It was drizzling rain, in near-freezing temperatures, but the birders arrived before the sun rose, as soon as the gates to the park on the Maryland side of Great Falls had opened. With binoculars to their eyes, cameras around their necks, and masks on their faces, they peered into the brush and rocks around the Chesapeake & Ohio Canal National Historical Park, desperately searching for the elusive flash of blue, red and green.
 

a colorful bird perched on a tree branch: A rare painted bunting photographed Sunday by Jacques Pitteloud, Switzerland's ambassador to the United States, at the Chesapeake & Ohio Canal National Historical Park in Maryland.© Jacques Pitteloud/Jacques Pitteloud A rare painted bunting photographed Sunday by Jacques Pitteloud, Switzerland's ambassador to the United States, at the Chesapeake & Ohio Canal National Historical Park in Maryland.

 

“There. There it is,” a woman said. 

“He’s perched. Now he went to the right. And I lost him,” said Frank Witebsky, an 82-year-old retired pathologist from Silver Spring, looking into his binoculars.

“Are you kidding me?” said Carla Morris, who lives in Potomac, staring at the hillside in disbelief that this glorious bird was here, of all places.

It was a male painted bunting, a bird known for its kaleidoscope of colors — blue heads, red underparts, and green backs. It’s a bird commonly seen in Florida and other parts of the south but rarely in Maryland.

● Data records:
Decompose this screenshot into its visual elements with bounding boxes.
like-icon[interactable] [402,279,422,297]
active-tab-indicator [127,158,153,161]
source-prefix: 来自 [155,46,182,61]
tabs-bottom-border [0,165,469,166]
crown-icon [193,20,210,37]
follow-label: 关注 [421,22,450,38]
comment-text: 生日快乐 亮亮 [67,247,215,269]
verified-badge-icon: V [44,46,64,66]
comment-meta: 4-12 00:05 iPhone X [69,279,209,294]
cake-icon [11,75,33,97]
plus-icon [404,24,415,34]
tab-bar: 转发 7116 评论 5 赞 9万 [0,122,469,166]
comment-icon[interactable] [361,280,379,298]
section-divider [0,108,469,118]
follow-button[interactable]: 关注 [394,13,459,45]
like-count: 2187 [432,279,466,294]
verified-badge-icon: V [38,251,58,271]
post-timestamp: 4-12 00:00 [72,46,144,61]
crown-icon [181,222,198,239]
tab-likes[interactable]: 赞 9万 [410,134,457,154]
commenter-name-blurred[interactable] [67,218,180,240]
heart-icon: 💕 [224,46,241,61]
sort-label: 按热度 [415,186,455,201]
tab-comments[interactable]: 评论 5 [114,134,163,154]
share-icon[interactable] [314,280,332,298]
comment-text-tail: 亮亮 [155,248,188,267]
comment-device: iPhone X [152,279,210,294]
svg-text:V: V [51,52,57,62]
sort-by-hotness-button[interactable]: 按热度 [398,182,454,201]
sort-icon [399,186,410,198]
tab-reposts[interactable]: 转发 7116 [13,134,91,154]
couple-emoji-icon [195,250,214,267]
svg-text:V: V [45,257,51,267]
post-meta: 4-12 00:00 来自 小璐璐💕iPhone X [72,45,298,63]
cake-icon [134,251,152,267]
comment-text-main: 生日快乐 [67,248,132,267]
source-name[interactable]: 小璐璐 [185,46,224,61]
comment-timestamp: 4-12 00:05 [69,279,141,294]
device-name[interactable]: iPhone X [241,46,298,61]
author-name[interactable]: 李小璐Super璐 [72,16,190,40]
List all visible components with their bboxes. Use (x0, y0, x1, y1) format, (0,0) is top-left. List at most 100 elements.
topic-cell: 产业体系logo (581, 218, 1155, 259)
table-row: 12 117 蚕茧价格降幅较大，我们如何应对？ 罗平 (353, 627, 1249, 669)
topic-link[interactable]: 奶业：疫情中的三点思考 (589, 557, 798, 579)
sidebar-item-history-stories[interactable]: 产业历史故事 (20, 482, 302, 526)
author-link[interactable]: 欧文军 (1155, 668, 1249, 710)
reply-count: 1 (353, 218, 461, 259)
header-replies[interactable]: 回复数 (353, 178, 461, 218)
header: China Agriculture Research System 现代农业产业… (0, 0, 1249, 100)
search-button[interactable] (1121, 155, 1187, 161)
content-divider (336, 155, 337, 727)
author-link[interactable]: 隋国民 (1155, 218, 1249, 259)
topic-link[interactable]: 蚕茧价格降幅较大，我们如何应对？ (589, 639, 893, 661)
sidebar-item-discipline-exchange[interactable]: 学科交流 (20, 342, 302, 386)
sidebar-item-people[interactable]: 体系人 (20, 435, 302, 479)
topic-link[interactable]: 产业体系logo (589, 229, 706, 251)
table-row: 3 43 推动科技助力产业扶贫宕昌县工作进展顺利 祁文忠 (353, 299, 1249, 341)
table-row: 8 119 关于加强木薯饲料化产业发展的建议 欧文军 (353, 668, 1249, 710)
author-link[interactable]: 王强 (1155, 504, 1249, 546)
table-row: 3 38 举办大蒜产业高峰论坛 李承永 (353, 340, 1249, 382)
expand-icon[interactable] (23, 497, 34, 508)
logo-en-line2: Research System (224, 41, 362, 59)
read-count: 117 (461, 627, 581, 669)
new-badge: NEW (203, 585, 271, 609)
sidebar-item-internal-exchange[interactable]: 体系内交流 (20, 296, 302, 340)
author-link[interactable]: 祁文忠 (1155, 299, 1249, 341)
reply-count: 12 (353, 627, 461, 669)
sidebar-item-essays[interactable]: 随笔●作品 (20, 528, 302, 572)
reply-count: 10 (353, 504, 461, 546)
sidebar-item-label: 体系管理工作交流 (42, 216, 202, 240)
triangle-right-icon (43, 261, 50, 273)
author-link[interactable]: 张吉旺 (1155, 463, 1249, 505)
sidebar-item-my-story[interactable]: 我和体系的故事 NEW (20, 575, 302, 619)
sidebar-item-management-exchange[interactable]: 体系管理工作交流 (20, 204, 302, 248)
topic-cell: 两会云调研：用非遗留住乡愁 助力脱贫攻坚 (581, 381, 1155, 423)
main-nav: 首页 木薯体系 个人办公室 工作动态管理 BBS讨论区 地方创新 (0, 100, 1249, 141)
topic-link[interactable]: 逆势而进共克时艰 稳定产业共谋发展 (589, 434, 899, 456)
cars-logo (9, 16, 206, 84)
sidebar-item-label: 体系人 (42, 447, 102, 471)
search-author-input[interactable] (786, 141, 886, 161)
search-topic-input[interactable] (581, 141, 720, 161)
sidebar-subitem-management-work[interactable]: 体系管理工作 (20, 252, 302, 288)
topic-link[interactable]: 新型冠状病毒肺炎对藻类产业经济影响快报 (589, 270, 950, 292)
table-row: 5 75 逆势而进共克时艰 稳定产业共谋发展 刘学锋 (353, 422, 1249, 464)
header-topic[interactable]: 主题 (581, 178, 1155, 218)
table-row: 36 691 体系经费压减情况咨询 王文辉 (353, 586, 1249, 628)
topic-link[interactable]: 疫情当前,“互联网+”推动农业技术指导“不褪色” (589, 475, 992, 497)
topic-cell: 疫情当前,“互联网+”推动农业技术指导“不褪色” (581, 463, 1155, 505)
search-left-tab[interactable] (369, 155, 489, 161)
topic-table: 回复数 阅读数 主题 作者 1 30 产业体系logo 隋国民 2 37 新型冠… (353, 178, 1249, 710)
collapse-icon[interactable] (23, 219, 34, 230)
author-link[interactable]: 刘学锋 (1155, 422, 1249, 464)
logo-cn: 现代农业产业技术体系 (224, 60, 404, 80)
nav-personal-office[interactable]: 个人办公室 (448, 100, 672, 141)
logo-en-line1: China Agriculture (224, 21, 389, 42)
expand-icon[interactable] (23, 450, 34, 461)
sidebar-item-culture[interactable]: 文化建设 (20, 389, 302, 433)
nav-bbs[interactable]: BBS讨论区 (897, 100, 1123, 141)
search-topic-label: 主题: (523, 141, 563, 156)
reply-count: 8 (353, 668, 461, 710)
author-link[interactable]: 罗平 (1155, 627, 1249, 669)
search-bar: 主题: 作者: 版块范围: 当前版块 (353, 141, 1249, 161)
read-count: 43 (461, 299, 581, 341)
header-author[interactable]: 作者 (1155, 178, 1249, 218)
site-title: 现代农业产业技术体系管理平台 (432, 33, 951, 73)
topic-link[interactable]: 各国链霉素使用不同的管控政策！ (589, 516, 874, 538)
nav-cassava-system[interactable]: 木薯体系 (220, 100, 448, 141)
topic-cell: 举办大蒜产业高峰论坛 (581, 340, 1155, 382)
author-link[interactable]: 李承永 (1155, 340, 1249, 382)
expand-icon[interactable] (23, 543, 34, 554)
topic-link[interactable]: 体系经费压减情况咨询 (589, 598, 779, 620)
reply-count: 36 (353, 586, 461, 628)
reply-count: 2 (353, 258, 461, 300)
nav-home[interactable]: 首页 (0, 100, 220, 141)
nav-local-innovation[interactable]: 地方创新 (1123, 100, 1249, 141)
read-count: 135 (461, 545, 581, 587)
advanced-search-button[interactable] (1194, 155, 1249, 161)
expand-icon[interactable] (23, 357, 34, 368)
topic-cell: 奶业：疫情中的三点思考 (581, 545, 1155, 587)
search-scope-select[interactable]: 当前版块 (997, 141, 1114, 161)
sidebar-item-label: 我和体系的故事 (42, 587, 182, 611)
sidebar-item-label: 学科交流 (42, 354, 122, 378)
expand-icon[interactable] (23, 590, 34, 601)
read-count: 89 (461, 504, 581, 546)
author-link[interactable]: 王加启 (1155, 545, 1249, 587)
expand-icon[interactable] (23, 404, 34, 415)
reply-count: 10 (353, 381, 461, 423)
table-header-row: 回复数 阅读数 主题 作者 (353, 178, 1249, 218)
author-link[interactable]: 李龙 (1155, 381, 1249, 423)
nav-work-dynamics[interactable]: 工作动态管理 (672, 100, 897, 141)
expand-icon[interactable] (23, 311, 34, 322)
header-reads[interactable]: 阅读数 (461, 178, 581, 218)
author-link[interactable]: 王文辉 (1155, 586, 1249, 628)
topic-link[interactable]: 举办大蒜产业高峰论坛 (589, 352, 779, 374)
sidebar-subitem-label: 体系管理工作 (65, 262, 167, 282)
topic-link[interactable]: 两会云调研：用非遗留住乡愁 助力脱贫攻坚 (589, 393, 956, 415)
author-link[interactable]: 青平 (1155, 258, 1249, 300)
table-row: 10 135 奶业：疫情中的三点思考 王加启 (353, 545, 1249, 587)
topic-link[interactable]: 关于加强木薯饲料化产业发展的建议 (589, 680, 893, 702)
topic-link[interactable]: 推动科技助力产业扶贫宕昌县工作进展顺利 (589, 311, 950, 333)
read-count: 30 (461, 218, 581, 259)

● Written instruction 1: Reproduce the painted bunting article, beginning at the words "a colorful bird" and stopping after "of all places.".
● Written instruction 2: Carry on the painted bunting article, starting after its final sentence.

● Exercise answer 1:
a colorful bird perched on a tree branch: A rare painted bunting photographed Sunday by Jacques Pitteloud, Switzerland's ambassador to the United States, at the Chesapeake & Ohio Canal National Historical Park in Maryland.© Jacques Pitteloud/Jacques Pitteloud A rare painted bunting photographed Sunday by Jacques Pitteloud, Switzerland's ambassador to the United States, at the Chesapeake & Ohio Canal National Historical Park in Maryland.

 

“There. There it is,” a woman said. 

“He’s perched. Now he went to the right. And I lost him,” said Frank Witebsky, an 82-year-old retired pathologist from Silver Spring, looking into his binoculars.

“Are you kidding me?” said Carla Morris, who lives in Potomac, staring at the hillside in disbelief that this glorious bird was here, of all places.

● Exercise answer 2:
It’s unclear why the bird made its way this far north, but the painted bunting is one of several species included in a recently published study from the National Audubon Society demonstrating that climate change is causing a shift in birds’ ranges during winter and breeding seasons.

The unusual sighting of the bird, along the Potomac River, was first documented last week on the popular birding website eBird. As word spread, via listservs and Facebook groups, excited birders poured into the park from across the region, hoping to catch a glimpse — or perhaps even a photo.

 

Standing between the 18th and 19th locks of the C&O Canal, they came with their toddlers and infants, pushing strollers and adjusting masks on children’s faces. They were amateurs and professionals, ages 6 months old to 82 years old, originally from Hong Kong and Switzerland and Wisconsin and New York.

On Saturday, a warm and sunny day for the start of the new year, more than 1,100 people visited the park — about double the size of the typical crowd seen on a nice winter day. By 3 p.m., just a couple of hours before the park’s closure at sundown, more than 80 cars were still in line to get in.

 

As the temperatures dropped and rain fell over the region Sunday, devoted birders returned. By midday, more than 100 people had visited the park, the majority of mo said they had come to see the bird, according to one visitor-use assistant for the National Park Service.

One of the first people in the park was Jacques Pitteloud, Switzerland’s ambassador to the United States. The 58-year-old has been birdwatching for half a century, ever since his parents gave him a bird guide as a boy growing up in Switzerland. He has photographed birds all over the world and has published his pictures in several books and publications in Kenya and South Africa.

But he had always hoped to see the painted bunting someday, somewhere in the United States. “To see it close to D.C., that was absolutely unrealistic,” he said. At about 8:30 a.m. Sunday, a birder next to him pointed it out, and he saw it just long enough to capture it with his camera lens....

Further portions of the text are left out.